Records:

================================

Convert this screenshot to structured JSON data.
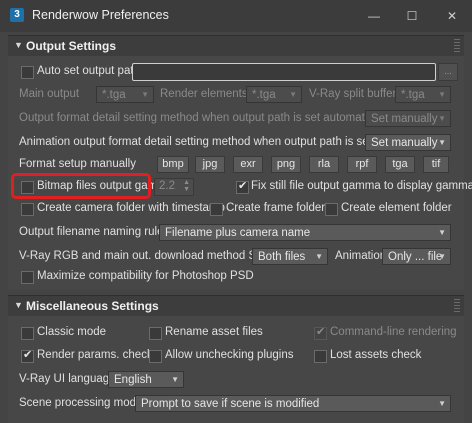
{
  "window": {
    "title": "Renderwow Preferences",
    "minimize": "—",
    "maximize": "☐",
    "close": "✕"
  },
  "output": {
    "section_title": "Output Settings",
    "auto_set_output_path": "Auto set output path",
    "auto_set_output_path_value": "",
    "browse": "...",
    "main_output_label": "Main output",
    "main_output_value": "*.tga",
    "render_elements_label": "Render elements",
    "render_elements_value": "*.tga",
    "vray_split_label": "V-Ray split buffer",
    "vray_split_value": "*.tga",
    "auto_format_method_label": "Output format detail setting method when output path is set automatically",
    "auto_format_method_value": "Set manually",
    "anim_format_method_label": "Animation output format detail setting method when output path is set manual",
    "anim_format_method_value": "Set manually",
    "format_setup_label": "Format setup manually",
    "formats": [
      "bmp",
      "jpg",
      "exr",
      "png",
      "rla",
      "rpf",
      "tga",
      "tif"
    ],
    "bitmap_gamma_label": "Bitmap files output gamma",
    "bitmap_gamma_value": "2.2",
    "fix_still_gamma_label": "Fix still file output gamma to display gamma",
    "create_camera_folder": "Create camera folder with timestamp",
    "create_frame_folder": "Create frame folder",
    "create_element_folder": "Create element folder",
    "naming_rule_label": "Output filename naming rule",
    "naming_rule_value": "Filename plus camera name",
    "download_method_label": "V-Ray RGB and main out. download method Still",
    "still_value": "Both files",
    "animation_label": "Animation",
    "animation_value": "Only ... file",
    "max_compat": "Maximize compatibility for Photoshop PSD"
  },
  "misc": {
    "section_title": "Miscellaneous Settings",
    "classic_mode": "Classic mode",
    "rename_asset_files": "Rename asset files",
    "command_line_rendering": "Command-line rendering",
    "render_params_check": "Render params. check",
    "allow_unchecking_plugins": "Allow unchecking plugins",
    "lost_assets_check": "Lost assets check",
    "ui_language_label": "V-Ray UI language",
    "ui_language_value": "English",
    "scene_modes_label": "Scene processing modes",
    "scene_modes_value": "Prompt to save if scene is modified"
  }
}
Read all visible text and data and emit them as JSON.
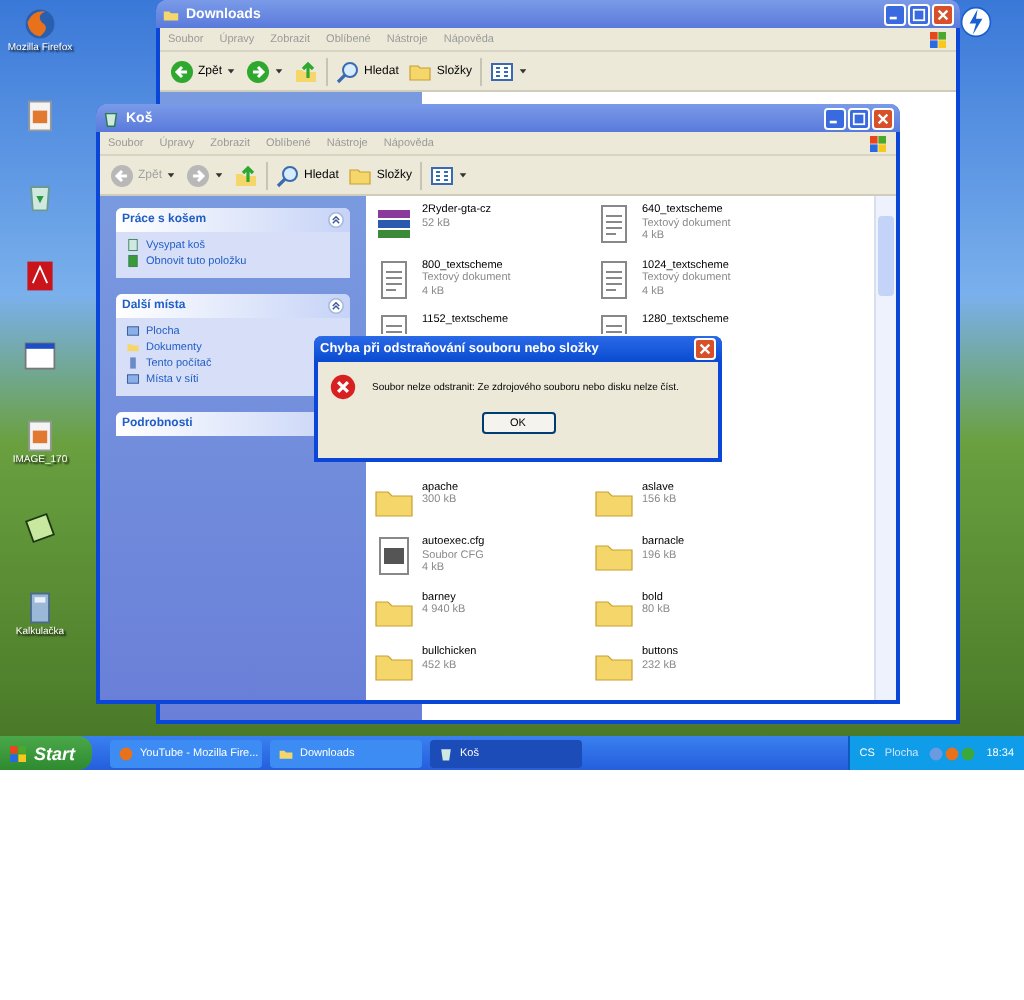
{
  "desktop": {
    "icons": [
      {
        "kind": "firefox",
        "label": "Mozilla Firefox"
      },
      {
        "kind": "image"
      },
      {
        "kind": "recycle"
      },
      {
        "kind": "pdf"
      },
      {
        "kind": "window"
      },
      {
        "kind": "image",
        "label": "IMAGE_170"
      },
      {
        "kind": "app"
      },
      {
        "kind": "calc",
        "label": "Kalkulačka"
      }
    ]
  },
  "windows": [
    {
      "kind": "downloads",
      "title": "Downloads",
      "menu": [
        "Soubor",
        "Úpravy",
        "Zobrazit",
        "Oblíbené",
        "Nástroje",
        "Nápověda"
      ],
      "toolbar": [
        {
          "kind": "back",
          "label": "Zpět",
          "disabled": false
        },
        {
          "kind": "forward",
          "disabled": false
        },
        {
          "kind": "up"
        },
        {
          "kind": "search",
          "label": "Hledat"
        },
        {
          "kind": "folders",
          "label": "Složky"
        },
        {
          "kind": "views"
        }
      ]
    },
    {
      "kind": "recycle",
      "title": "Koš",
      "menu": [
        "Soubor",
        "Úpravy",
        "Zobrazit",
        "Oblíbené",
        "Nástroje",
        "Nápověda"
      ],
      "toolbar": [
        {
          "kind": "back",
          "label": "Zpět",
          "disabled": true
        },
        {
          "kind": "forward",
          "disabled": true
        },
        {
          "kind": "up"
        },
        {
          "kind": "search",
          "label": "Hledat"
        },
        {
          "kind": "folders",
          "label": "Složky"
        },
        {
          "kind": "views"
        }
      ]
    }
  ],
  "task_panes": [
    {
      "title": "Práce s košem",
      "expanded": true,
      "items": [
        {
          "kind": "empty",
          "label": "Vysypat koš"
        },
        {
          "kind": "restore",
          "label": "Obnovit tuto položku"
        }
      ]
    },
    {
      "title": "Další místa",
      "expanded": true,
      "items": [
        {
          "kind": "desktop",
          "label": "Plocha"
        },
        {
          "kind": "documents",
          "label": "Dokumenty"
        },
        {
          "kind": "computer",
          "label": "Tento počítač"
        },
        {
          "kind": "network",
          "label": "Místa v síti"
        }
      ]
    },
    {
      "title": "Podrobnosti",
      "expanded": false
    }
  ],
  "files": [
    {
      "kind": "archive",
      "name": "2Ryder-gta-cz",
      "size": "52 kB"
    },
    {
      "kind": "text",
      "name": "640_textscheme",
      "type": "Textový dokument",
      "size": "4 kB"
    },
    {
      "kind": "text",
      "name": "800_textscheme",
      "type": "Textový dokument",
      "size": "4 kB"
    },
    {
      "kind": "text",
      "name": "1024_textscheme",
      "type": "Textový dokument",
      "size": "4 kB"
    },
    {
      "kind": "text",
      "name": "1152_textscheme"
    },
    {
      "kind": "text",
      "name": "1280_textscheme"
    }
  ],
  "files_below_dialog": [
    {
      "kind": "folder",
      "name": "apache",
      "size": "300 kB"
    },
    {
      "kind": "folder",
      "name": "aslave",
      "size": "156 kB"
    },
    {
      "kind": "cfg",
      "name": "autoexec.cfg",
      "type": "Soubor CFG",
      "size": "4 kB"
    },
    {
      "kind": "folder",
      "name": "barnacle",
      "size": "196 kB"
    },
    {
      "kind": "folder",
      "name": "barney",
      "size": "4 940 kB"
    },
    {
      "kind": "folder",
      "name": "bold",
      "size": "80 kB"
    },
    {
      "kind": "folder",
      "name": "bullchicken",
      "size": "452 kB"
    },
    {
      "kind": "folder",
      "name": "buttons",
      "size": "232 kB"
    }
  ],
  "dialog": {
    "title": "Chyba při odstraňování souboru nebo složky",
    "message": "Soubor nelze odstranit: Ze zdrojového souboru nebo disku nelze číst.",
    "button": "OK"
  },
  "taskbar": {
    "start": "Start",
    "buttons": [
      {
        "kind": "firefox",
        "label": "YouTube - Mozilla Fire...",
        "selected": false
      },
      {
        "kind": "folder",
        "label": "Downloads",
        "selected": false
      },
      {
        "kind": "recycle",
        "label": "Koš",
        "selected": true
      }
    ],
    "tray": {
      "language": "CS",
      "toolbar": "Plocha",
      "time": "18:34"
    }
  }
}
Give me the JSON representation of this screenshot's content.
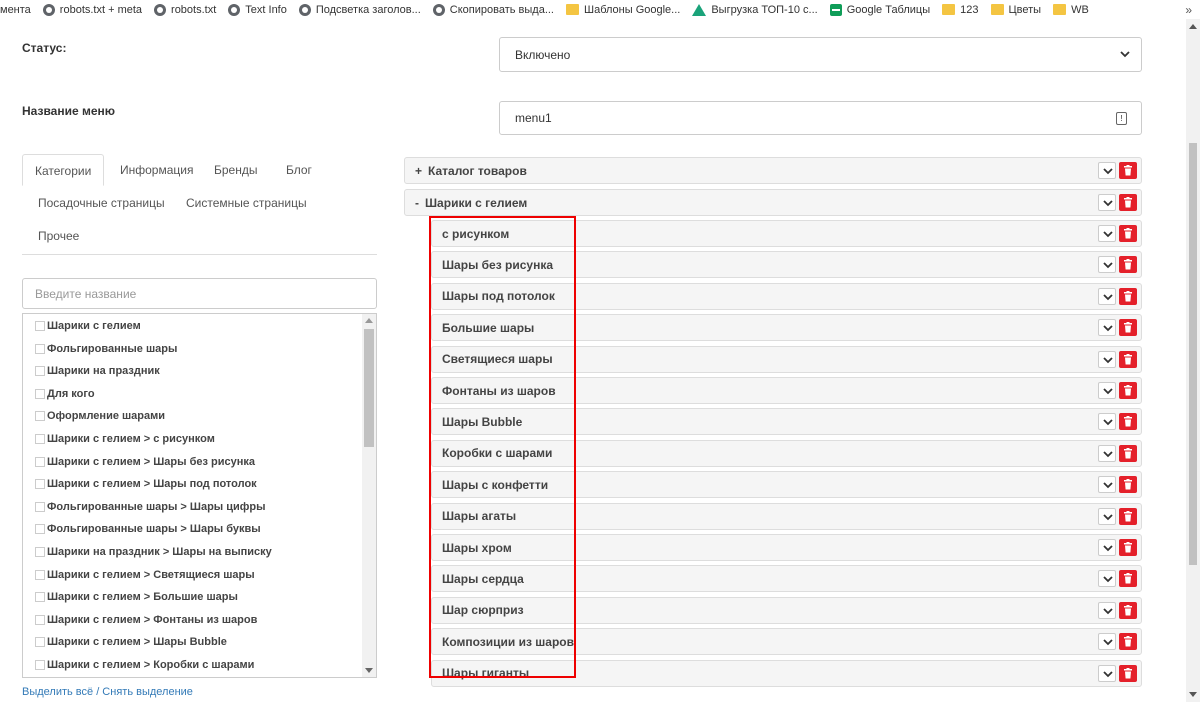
{
  "bookmarks": [
    {
      "label": "мента",
      "icon": "none"
    },
    {
      "label": "robots.txt + meta",
      "icon": "globe-icon"
    },
    {
      "label": "robots.txt",
      "icon": "globe-icon"
    },
    {
      "label": "Text Info",
      "icon": "globe-icon"
    },
    {
      "label": "Подсветка заголов...",
      "icon": "globe-icon"
    },
    {
      "label": "Скопировать выда...",
      "icon": "globe-icon"
    },
    {
      "label": "Шаблоны Google...",
      "icon": "folder-icon"
    },
    {
      "label": "Выгрузка ТОП-10 с...",
      "icon": "triangle-icon"
    },
    {
      "label": "Google Таблицы",
      "icon": "sheets-icon"
    },
    {
      "label": "123",
      "icon": "folder-icon"
    },
    {
      "label": "Цветы",
      "icon": "folder-icon"
    },
    {
      "label": "WB",
      "icon": "folder-icon"
    }
  ],
  "bookmarks_more": "»",
  "status": {
    "label": "Статус:",
    "value": "Включено"
  },
  "menu_name": {
    "label": "Название меню",
    "value": "menu1"
  },
  "tabs": [
    "Категории",
    "Информация",
    "Бренды",
    "Блог",
    "Посадочные страницы",
    "Системные страницы",
    "Прочее"
  ],
  "search": {
    "placeholder": "Введите название"
  },
  "checklist": [
    "Шарики с гелием",
    "Фольгированные шары",
    "Шарики на праздник",
    "Для кого",
    "Оформление шарами",
    "Шарики с гелием  >  с рисунком",
    "Шарики с гелием  >  Шары без рисунка",
    "Шарики с гелием  >  Шары под потолок",
    "Фольгированные шары  >  Шары цифры",
    "Фольгированные шары  >  Шары буквы",
    "Шарики на праздник  >  Шары на выписку",
    "Шарики с гелием  >  Светящиеся шары",
    "Шарики с гелием  >  Большие шары",
    "Шарики с гелием  >  Фонтаны из шаров",
    "Шарики с гелием  >  Шары Bubble",
    "Шарики с гелием  >  Коробки с шарами"
  ],
  "select_all": "Выделить всё / Снять выделение",
  "menu_tree": {
    "top": [
      {
        "prefix": "+",
        "label": "Каталог товаров"
      },
      {
        "prefix": "-",
        "label": "Шарики с гелием"
      }
    ],
    "children": [
      "с рисунком",
      "Шары без рисунка",
      "Шары под потолок",
      "Большие шары",
      "Светящиеся шары",
      "Фонтаны из шаров",
      "Шары Bubble",
      "Коробки с шарами",
      "Шары с конфетти",
      "Шары агаты",
      "Шары хром",
      "Шары сердца",
      "Шар сюрприз",
      "Композиции из шаров",
      "Шары гиганты"
    ]
  },
  "colors": {
    "delete_button": "#e4202a",
    "highlight_box": "#ee0000",
    "link": "#337ab7"
  }
}
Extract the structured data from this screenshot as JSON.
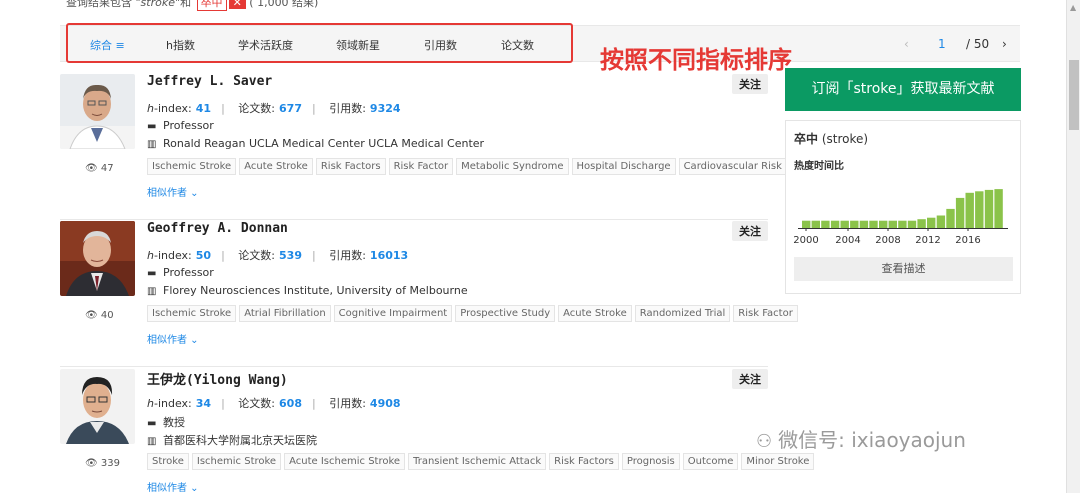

================================

▶ **YOUR INSTRUCTIONS**:
Find each line holding the word "Большие" and copy it.

▶ **RESULT BELOW**:
    "Шарики с гелием  >  Большие шары",
      "Большие шары",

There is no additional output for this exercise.